Stored records:
-- begin --

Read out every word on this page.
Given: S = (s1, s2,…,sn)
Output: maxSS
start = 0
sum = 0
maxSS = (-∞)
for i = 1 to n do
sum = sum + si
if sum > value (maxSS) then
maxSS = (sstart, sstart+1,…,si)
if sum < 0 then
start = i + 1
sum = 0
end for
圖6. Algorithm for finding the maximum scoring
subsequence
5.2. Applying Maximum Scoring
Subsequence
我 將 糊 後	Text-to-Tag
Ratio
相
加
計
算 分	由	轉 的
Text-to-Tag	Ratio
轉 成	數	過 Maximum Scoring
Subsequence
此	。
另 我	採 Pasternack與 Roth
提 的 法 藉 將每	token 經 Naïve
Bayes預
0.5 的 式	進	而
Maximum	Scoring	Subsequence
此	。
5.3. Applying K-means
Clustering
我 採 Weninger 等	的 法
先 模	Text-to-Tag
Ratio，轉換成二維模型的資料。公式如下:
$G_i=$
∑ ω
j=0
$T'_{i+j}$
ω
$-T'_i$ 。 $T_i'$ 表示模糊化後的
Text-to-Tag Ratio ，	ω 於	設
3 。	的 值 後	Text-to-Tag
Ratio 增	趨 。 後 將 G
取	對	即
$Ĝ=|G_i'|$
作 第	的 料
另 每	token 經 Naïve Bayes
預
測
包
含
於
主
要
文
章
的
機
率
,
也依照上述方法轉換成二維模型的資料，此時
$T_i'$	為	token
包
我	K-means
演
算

-- end --

*PROBLEM:* Each line above must be reproduced exactly as it stands.

*COMPLETE OUTPUT:*
Read out every word on this page.
Given: S = (s1, s2,…,sn)
Output: maxSS
start = 0
sum = 0
maxSS = (-∞)
for i = 1 to n do
sum = sum + si
if sum > value (maxSS) then
maxSS = (sstart, sstart+1,…,si)
if sum < 0 then
start = i + 1
sum = 0
end for
圖6. Algorithm for finding the maximum scoring
subsequence
5.2. Applying Maximum Scoring
Subsequence
我 將 糊 後	Text-to-Tag
Ratio
相
加
計
算 分	由	轉 的
Text-to-Tag	Ratio
轉 成	數	過 Maximum Scoring
Subsequence
此	。
另 我	採 Pasternack與 Roth
提 的 法 藉 將每	token 經 Naïve
Bayes預
0.5 的 式	進	而
Maximum	Scoring	Subsequence
此	。
5.3. Applying K-means
Clustering
我 採 Weninger 等	的 法
先 模	Text-to-Tag
Ratio，轉換成二維模型的資料。公式如下:
$G_i=$
∑ ω
j=0
$T'_{i+j}$
ω
$-T'_i$ 。 $T_i'$ 表示模糊化後的
Text-to-Tag Ratio ，	ω 於	設
3 。	的 值 後	Text-to-Tag
Ratio 增	趨 。 後 將 G
取	對	即
$Ĝ=|G_i'|$
作 第	的 料
另 每	token 經 Naïve Bayes
預
測
包
含
於
主
要
文
章
的
機
率
,
也依照上述方法轉換成二維模型的資料，此時
$T_i'$	為	token
包
我	K-means
演
算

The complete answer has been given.